SHORT PROBLEM: Where a line of the listing below includes the word "ビブリア古書堂の事件手帖", reproduce that line.

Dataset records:
──────────
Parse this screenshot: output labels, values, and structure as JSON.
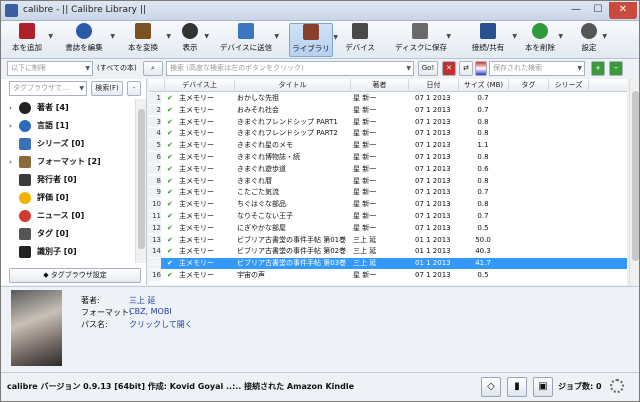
{
  "window": {
    "title": "calibre - || Calibre Library ||",
    "minimize": "—",
    "maximize": "☐",
    "close": "✕"
  },
  "toolbar": {
    "items": [
      {
        "label": "本を追加",
        "icon": "add-book-icon",
        "color": "#b0202a"
      },
      {
        "label": "書誌を編集",
        "icon": "edit-metadata-icon",
        "color": "#2b5aa6"
      },
      {
        "label": "本を変換",
        "icon": "convert-book-icon",
        "color": "#7a5320"
      },
      {
        "label": "表示",
        "icon": "view-icon",
        "color": "#333333"
      },
      {
        "label": "デバイスに送信",
        "icon": "send-to-device-icon",
        "color": "#3a78c4"
      },
      {
        "label": "ライブラリ",
        "icon": "library-icon",
        "color": "#8a3f2a"
      },
      {
        "label": "デバイス",
        "icon": "device-icon",
        "color": "#4a4a4a"
      },
      {
        "label": "ディスクに保存",
        "icon": "save-to-disk-icon",
        "color": "#6a6a6a"
      },
      {
        "label": "接続/共有",
        "icon": "connect-share-icon",
        "color": "#2a4f8f"
      },
      {
        "label": "本を削除",
        "icon": "remove-book-icon",
        "color": "#2f9b3a"
      },
      {
        "label": "設定",
        "icon": "preferences-icon",
        "color": "#555555"
      }
    ]
  },
  "search_row": {
    "prev_search_placeholder": "以下に制限",
    "all_books_label": "(すべての本)",
    "search_placeholder": "検索 (高度な検索は左のボタンをクリック)",
    "go_label": "Go!",
    "saved_search_placeholder": "保存された検索"
  },
  "tag_browser": {
    "find_placeholder": "タグブラウザで…",
    "find_button": "検索(F)",
    "collapse_button": "-",
    "items": [
      {
        "label": "著者 [4]",
        "icon": "author-icon",
        "color": "#222222",
        "expandable": true
      },
      {
        "label": "言語 [1]",
        "icon": "language-icon",
        "color": "#2a6bbd",
        "expandable": true
      },
      {
        "label": "シリーズ [0]",
        "icon": "series-icon",
        "color": "#3b6fb6",
        "expandable": false
      },
      {
        "label": "フォーマット [2]",
        "icon": "format-icon",
        "color": "#8a6a3a",
        "expandable": true
      },
      {
        "label": "発行者 [0]",
        "icon": "publisher-icon",
        "color": "#3a3a3a",
        "expandable": false
      },
      {
        "label": "評価 [0]",
        "icon": "rating-icon",
        "color": "#f2b400",
        "expandable": false
      },
      {
        "label": "ニュース [0]",
        "icon": "news-icon",
        "color": "#d23b2b",
        "expandable": false
      },
      {
        "label": "タグ [0]",
        "icon": "tag-icon",
        "color": "#555555",
        "expandable": false
      },
      {
        "label": "識別子 [0]",
        "icon": "identifier-icon",
        "color": "#222222",
        "expandable": false
      }
    ],
    "configure_label": "タグブラウザ設定"
  },
  "book_list": {
    "columns": [
      "デバイス上",
      "タイトル",
      "著者",
      "日付",
      "サイズ (MB)",
      "タグ",
      "シリーズ"
    ],
    "selected_row": 15,
    "rows": [
      {
        "n": "1",
        "device": "主メモリー",
        "title": "おかしな先祖",
        "author": "星 新一",
        "date": "07 1 2013",
        "size": "0.7"
      },
      {
        "n": "2",
        "device": "主メモリー",
        "title": "おみそれ社会",
        "author": "星 新一",
        "date": "07 1 2013",
        "size": "0.7"
      },
      {
        "n": "3",
        "device": "主メモリー",
        "title": "きまぐれフレンドシップ PART1",
        "author": "星 新一",
        "date": "07 1 2013",
        "size": "0.8"
      },
      {
        "n": "4",
        "device": "主メモリー",
        "title": "きまぐれフレンドシップ PART2",
        "author": "星 新一",
        "date": "07 1 2013",
        "size": "0.8"
      },
      {
        "n": "5",
        "device": "主メモリー",
        "title": "きまぐれ星のメモ",
        "author": "星 新一",
        "date": "07 1 2013",
        "size": "1.1"
      },
      {
        "n": "6",
        "device": "主メモリー",
        "title": "きまぐれ博物誌・続",
        "author": "星 新一",
        "date": "07 1 2013",
        "size": "0.8"
      },
      {
        "n": "7",
        "device": "主メモリー",
        "title": "きまぐれ遊歩道",
        "author": "星 新一",
        "date": "07 1 2013",
        "size": "0.6"
      },
      {
        "n": "8",
        "device": "主メモリー",
        "title": "きまぐれ暦",
        "author": "星 新一",
        "date": "07 1 2013",
        "size": "0.8"
      },
      {
        "n": "9",
        "device": "主メモリー",
        "title": "こたごた気流",
        "author": "星 新一",
        "date": "07 1 2013",
        "size": "0.7"
      },
      {
        "n": "10",
        "device": "主メモリー",
        "title": "ちぐはぐな部品",
        "author": "星 新一",
        "date": "07 1 2013",
        "size": "0.8"
      },
      {
        "n": "11",
        "device": "主メモリー",
        "title": "なりそこない王子",
        "author": "星 新一",
        "date": "07 1 2013",
        "size": "0.7"
      },
      {
        "n": "12",
        "device": "主メモリー",
        "title": "にぎやかな部屋",
        "author": "星 新一",
        "date": "07 1 2013",
        "size": "0.5"
      },
      {
        "n": "13",
        "device": "主メモリー",
        "title": "ビブリア古書堂の事件手帖 第01巻",
        "author": "三上 延",
        "date": "01 1 2013",
        "size": "50.0"
      },
      {
        "n": "14",
        "device": "主メモリー",
        "title": "ビブリア古書堂の事件手帖 第02巻",
        "author": "三上 延",
        "date": "01 1 2013",
        "size": "40.3"
      },
      {
        "n": "15",
        "device": "主メモリー",
        "title": "ビブリア古書堂の事件手帖 第03巻",
        "author": "三上 延",
        "date": "01 1 2013",
        "size": "41.7"
      },
      {
        "n": "16",
        "device": "主メモリー",
        "title": "宇宙の声",
        "author": "星 新一",
        "date": "07 1 2013",
        "size": "0.5"
      }
    ]
  },
  "details": {
    "author_label": "著者:",
    "author_value": "三上 延",
    "format_label": "フォーマット:",
    "format_value": "CBZ, MOBI",
    "path_label": "パス名:",
    "path_value": "クリックして開く"
  },
  "status": {
    "text": "calibre バージョン 0.9.13 [64bit] 作成: Kovid Goyal ..:.. 接続された Amazon Kindle",
    "jobs_label": "ジョブ数: 0"
  }
}
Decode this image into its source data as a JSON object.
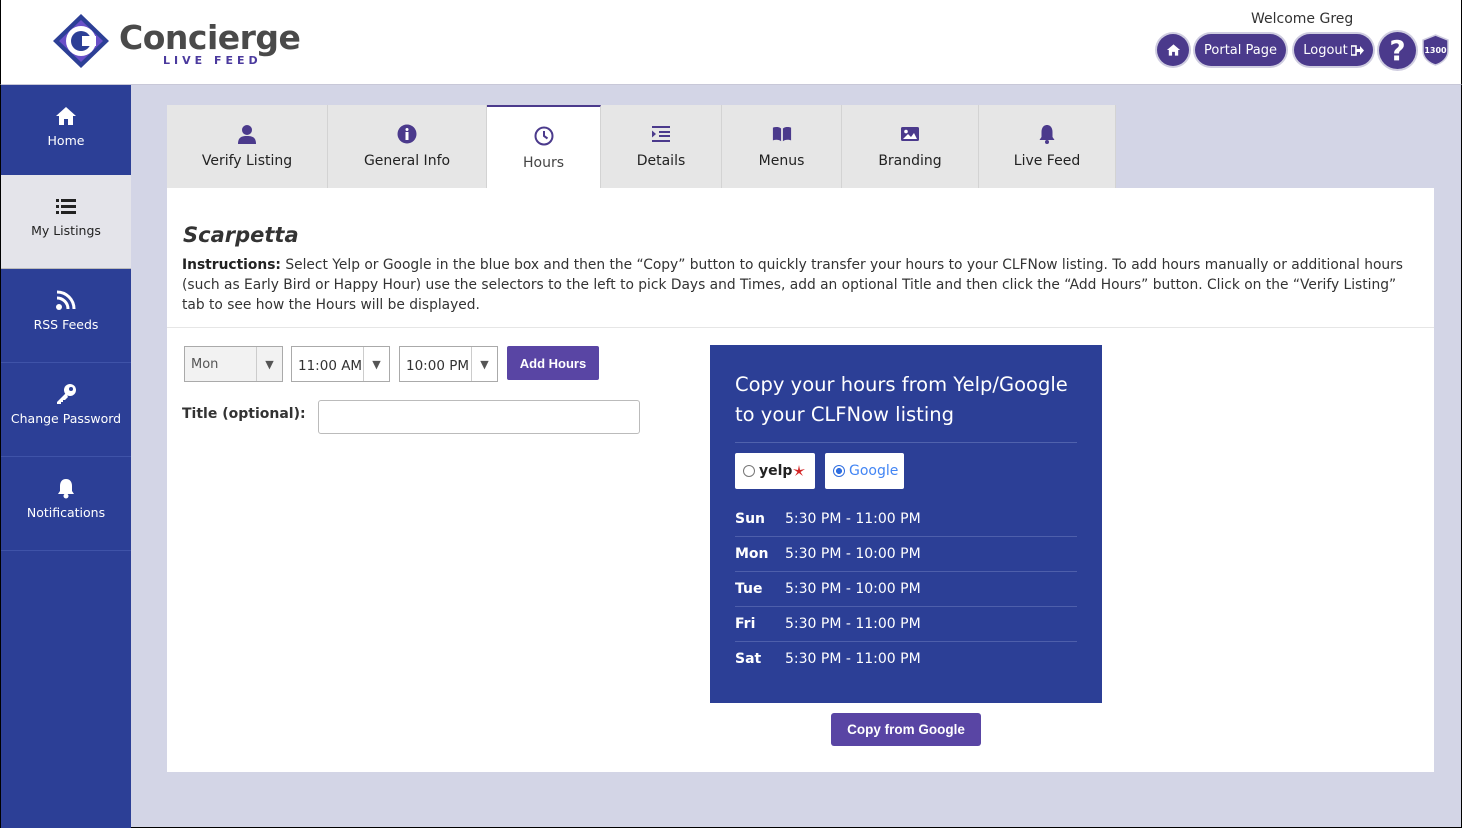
{
  "header": {
    "brand_name": "Concierge",
    "brand_sub": "LIVE FEED",
    "welcome": "Welcome Greg",
    "portal_label": "Portal Page",
    "logout_label": "Logout",
    "help_label": "?",
    "badge_text": "1300"
  },
  "sidebar": {
    "items": [
      {
        "label": "Home",
        "icon": "home-icon"
      },
      {
        "label": "My Listings",
        "icon": "list-icon",
        "active": true
      },
      {
        "label": "RSS Feeds",
        "icon": "rss-icon"
      },
      {
        "label": "Change Password",
        "icon": "key-icon"
      },
      {
        "label": "Notifications",
        "icon": "bell-icon"
      }
    ]
  },
  "tabs": [
    {
      "label": "Verify Listing",
      "icon": "user-icon"
    },
    {
      "label": "General Info",
      "icon": "info-icon"
    },
    {
      "label": "Hours",
      "icon": "clock-icon",
      "active": true
    },
    {
      "label": "Details",
      "icon": "indent-icon"
    },
    {
      "label": "Menus",
      "icon": "book-icon"
    },
    {
      "label": "Branding",
      "icon": "image-icon"
    },
    {
      "label": "Live Feed",
      "icon": "bell-icon"
    }
  ],
  "listing": {
    "name": "Scarpetta",
    "instructions_label": "Instructions:",
    "instructions_text": " Select Yelp or Google in the blue box and then the “Copy” button to quickly transfer your hours to your CLFNow listing. To add hours manually or additional hours (such as Early Bird or Happy Hour) use the selectors to the left to pick Days and Times, add an optional Title and then click the “Add Hours” button. Click on the “Verify Listing” tab to see how the Hours will be displayed."
  },
  "form": {
    "day_value": "Mon",
    "from_value": "11:00 AM",
    "to_value": "10:00 PM",
    "add_label": "Add Hours",
    "title_label": "Title (optional):",
    "title_value": ""
  },
  "copy_box": {
    "heading": "Copy your hours from Yelp/Google to your CLFNow listing",
    "yelp_label": "yelp",
    "google_label": "Google",
    "selected_source": "Google",
    "hours": [
      {
        "day": "Sun",
        "time": "5:30 PM - 11:00 PM"
      },
      {
        "day": "Mon",
        "time": "5:30 PM - 10:00 PM"
      },
      {
        "day": "Tue",
        "time": "5:30 PM - 10:00 PM"
      },
      {
        "day": "Fri",
        "time": "5:30 PM - 11:00 PM"
      },
      {
        "day": "Sat",
        "time": "5:30 PM - 11:00 PM"
      }
    ],
    "copy_label": "Copy from Google"
  },
  "colors": {
    "primary": "#2c3f96",
    "accent": "#4b3a8c",
    "button": "#5945a4",
    "page_bg": "#d3d5e6"
  }
}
──────────
EXPECTED ANSWER:
        "title": "ビブリア古書堂の事件手帖 第01巻",
        "title": "ビブリア古書堂の事件手帖 第02巻",
        "title": "ビブリア古書堂の事件手帖 第03巻",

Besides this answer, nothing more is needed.